Aim A:
Retype the passage of the mailing-list thread on computing mTHP order starting with "On 9/16/24 18:54, Matthew" and going on through "confuse the prefetchers.".

Text provided:
※ ※ ※

Re: [PATCH] mm: Compute mTHP order efficiently

Dev Jain <dev.jain@xxxxxxx> · Tue, 17 Sep 2024 09:25:27 +0530

On 9/16/24 18:54, Matthew Wilcox wrote:
On Fri, Sep 13, 2024 at 02:49:02PM +0530, Dev Jain wrote:
We use pte_range_none() to determine whether contiguous PTEs are empty
for an mTHP allocation. Instead of iterating the while loop for every
order, use some information, which is the first set PTE found, from the
previous iteration, to eliminate some cases. The key to understanding
the correctness of the patch is that the ranges we want to examine
form a strictly decreasing sequence of nested intervals.
This is a lot more complicated.  Do you have any numbers that indicate
that it's faster?  Yes, it's fewer memory references, but you've gone
from a simple linear scan that's easy to prefetch to an exponential scan
that might confuse the prefetchers.

I do have some numbers, I tested with a simple program, and also used
ktime API, with the latter, enclosing from "order = highest_order(orders)"
till "pte_unmap(pte)" (enclosing the entire while loop), a rough average
estimate is that without the patch, it takes 1700 ns to execute, with the
patch, on an average it takes 80 - 100ns less. I cannot think of a good
testing program...

For the prefetching thingy, I am still doing a linear scan, and in each
iteration, with the patch, the range I am scanning is going to strictly
lie inside the range I would have scanned without the patch. Won't the
compiler and the CPU still do prefetching, but on a smaller range; where
does the prefetcher get confused? I confess, I do not understand this
very well.

※ ※ ※

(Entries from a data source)
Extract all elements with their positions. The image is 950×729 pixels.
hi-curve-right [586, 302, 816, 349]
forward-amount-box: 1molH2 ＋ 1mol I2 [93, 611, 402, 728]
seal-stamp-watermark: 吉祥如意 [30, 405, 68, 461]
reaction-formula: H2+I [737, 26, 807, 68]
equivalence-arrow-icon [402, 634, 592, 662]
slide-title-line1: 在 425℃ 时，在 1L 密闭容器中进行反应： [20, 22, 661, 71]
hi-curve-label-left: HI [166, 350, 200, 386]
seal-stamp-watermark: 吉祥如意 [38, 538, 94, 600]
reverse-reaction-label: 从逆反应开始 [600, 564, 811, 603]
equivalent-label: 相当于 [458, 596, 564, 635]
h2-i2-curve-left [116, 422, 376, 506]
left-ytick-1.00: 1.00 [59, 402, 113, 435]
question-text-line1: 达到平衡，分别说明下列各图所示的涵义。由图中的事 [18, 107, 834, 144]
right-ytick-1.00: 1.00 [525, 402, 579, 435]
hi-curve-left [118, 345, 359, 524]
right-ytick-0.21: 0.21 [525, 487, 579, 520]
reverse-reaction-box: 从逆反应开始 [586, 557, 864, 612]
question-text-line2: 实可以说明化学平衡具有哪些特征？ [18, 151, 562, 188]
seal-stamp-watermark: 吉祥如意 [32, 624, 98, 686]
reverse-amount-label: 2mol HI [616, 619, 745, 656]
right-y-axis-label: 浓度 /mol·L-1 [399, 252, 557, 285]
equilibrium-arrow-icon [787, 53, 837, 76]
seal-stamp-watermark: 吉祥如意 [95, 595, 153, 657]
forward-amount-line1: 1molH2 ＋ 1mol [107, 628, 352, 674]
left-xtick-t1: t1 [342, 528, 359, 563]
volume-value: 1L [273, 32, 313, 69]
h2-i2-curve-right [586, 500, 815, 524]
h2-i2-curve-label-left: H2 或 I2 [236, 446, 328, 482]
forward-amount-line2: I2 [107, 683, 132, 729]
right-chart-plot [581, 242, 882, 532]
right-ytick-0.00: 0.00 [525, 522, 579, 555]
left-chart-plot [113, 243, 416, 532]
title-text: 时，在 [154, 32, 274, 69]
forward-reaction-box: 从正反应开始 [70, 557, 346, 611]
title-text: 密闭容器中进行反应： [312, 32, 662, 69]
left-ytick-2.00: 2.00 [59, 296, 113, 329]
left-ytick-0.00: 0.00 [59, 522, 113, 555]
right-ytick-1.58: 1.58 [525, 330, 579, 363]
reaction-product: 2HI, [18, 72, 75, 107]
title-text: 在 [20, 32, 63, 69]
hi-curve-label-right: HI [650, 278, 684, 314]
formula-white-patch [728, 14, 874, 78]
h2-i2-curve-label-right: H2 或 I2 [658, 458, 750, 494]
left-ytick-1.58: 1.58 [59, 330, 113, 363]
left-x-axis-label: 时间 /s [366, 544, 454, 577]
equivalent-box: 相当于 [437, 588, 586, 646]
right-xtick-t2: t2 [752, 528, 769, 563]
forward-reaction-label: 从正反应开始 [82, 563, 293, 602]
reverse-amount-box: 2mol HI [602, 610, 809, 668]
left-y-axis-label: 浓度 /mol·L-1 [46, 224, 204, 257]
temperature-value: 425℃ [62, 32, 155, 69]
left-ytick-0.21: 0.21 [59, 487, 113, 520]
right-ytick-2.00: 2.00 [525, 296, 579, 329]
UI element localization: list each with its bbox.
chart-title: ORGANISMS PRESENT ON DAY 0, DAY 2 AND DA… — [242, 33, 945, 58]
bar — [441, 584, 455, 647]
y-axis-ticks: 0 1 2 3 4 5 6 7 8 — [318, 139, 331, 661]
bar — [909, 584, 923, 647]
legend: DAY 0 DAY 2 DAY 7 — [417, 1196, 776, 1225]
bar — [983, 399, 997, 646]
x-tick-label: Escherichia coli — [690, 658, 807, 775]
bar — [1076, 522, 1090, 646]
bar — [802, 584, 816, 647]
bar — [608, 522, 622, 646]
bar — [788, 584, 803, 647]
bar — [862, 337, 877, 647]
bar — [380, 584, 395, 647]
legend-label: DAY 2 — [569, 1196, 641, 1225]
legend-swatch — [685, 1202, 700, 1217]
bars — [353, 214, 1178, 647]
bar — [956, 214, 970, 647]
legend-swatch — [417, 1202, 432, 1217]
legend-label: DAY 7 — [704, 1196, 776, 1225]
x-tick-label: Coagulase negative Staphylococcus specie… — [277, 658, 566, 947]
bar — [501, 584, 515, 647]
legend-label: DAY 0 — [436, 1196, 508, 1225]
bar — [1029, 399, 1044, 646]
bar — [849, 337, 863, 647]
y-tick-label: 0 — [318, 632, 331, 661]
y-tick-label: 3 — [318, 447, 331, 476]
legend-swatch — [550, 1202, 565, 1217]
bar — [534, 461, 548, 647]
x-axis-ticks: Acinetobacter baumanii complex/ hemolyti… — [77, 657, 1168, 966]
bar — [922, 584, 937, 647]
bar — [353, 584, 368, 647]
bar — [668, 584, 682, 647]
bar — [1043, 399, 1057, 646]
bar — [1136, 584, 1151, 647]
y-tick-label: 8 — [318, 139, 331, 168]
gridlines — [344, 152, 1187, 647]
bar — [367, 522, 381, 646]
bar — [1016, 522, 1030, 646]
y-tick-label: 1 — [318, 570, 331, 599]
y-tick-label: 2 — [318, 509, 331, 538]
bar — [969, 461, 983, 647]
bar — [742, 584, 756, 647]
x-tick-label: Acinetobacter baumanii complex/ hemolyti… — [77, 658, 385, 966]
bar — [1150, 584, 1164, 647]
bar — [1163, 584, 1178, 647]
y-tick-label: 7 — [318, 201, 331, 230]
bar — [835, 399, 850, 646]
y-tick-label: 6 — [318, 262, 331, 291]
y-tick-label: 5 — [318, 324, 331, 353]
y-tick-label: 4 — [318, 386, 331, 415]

※ ※ ※

Aim B:
In the entries, starting with the first line and going on through the line with "left-xtick-t1: t1 [342, 528, 359, 563]", replace "seal-stamp-watermark" with "stamp-watermark" and leave everything else unchanged. Return only those lines.

Complete response A:
On 9/16/24 18:54, Matthew Wilcox wrote:
On Fri, Sep 13, 2024 at 02:49:02PM +0530, Dev Jain wrote:
We use pte_range_none() to determine whether contiguous PTEs are empty
for an mTHP allocation. Instead of iterating the while loop for every
order, use some information, which is the first set PTE found, from the
previous iteration, to eliminate some cases. The key to understanding
the correctness of the patch is that the ranges we want to examine
form a strictly decreasing sequence of nested intervals.
This is a lot more complicated.  Do you have any numbers that indicate
that it's faster?  Yes, it's fewer memory references, but you've gone
from a simple linear scan that's easy to prefetch to an exponential scan
that might confuse the prefetchers.

Complete response B:
Extract all elements with their positions. The image is 950×729 pixels.
hi-curve-right [586, 302, 816, 349]
forward-amount-box: 1molH2 ＋ 1mol I2 [93, 611, 402, 728]
stamp-watermark: 吉祥如意 [30, 405, 68, 461]
reaction-formula: H2+I [737, 26, 807, 68]
equivalence-arrow-icon [402, 634, 592, 662]
slide-title-line1: 在 425℃ 时，在 1L 密闭容器中进行反应： [20, 22, 661, 71]
hi-curve-label-left: HI [166, 350, 200, 386]
stamp-watermark: 吉祥如意 [38, 538, 94, 600]
reverse-reaction-label: 从逆反应开始 [600, 564, 811, 603]
equivalent-label: 相当于 [458, 596, 564, 635]
h2-i2-curve-left [116, 422, 376, 506]
left-ytick-1.00: 1.00 [59, 402, 113, 435]
question-text-line1: 达到平衡，分别说明下列各图所示的涵义。由图中的事 [18, 107, 834, 144]
right-ytick-1.00: 1.00 [525, 402, 579, 435]
hi-curve-left [118, 345, 359, 524]
right-ytick-0.21: 0.21 [525, 487, 579, 520]
reverse-reaction-box: 从逆反应开始 [586, 557, 864, 612]
question-text-line2: 实可以说明化学平衡具有哪些特征？ [18, 151, 562, 188]
stamp-watermark: 吉祥如意 [32, 624, 98, 686]
reverse-amount-label: 2mol HI [616, 619, 745, 656]
right-y-axis-label: 浓度 /mol·L-1 [399, 252, 557, 285]
equilibrium-arrow-icon [787, 53, 837, 76]
stamp-watermark: 吉祥如意 [95, 595, 153, 657]
forward-amount-line1: 1molH2 ＋ 1mol [107, 628, 352, 674]
left-xtick-t1: t1 [342, 528, 359, 563]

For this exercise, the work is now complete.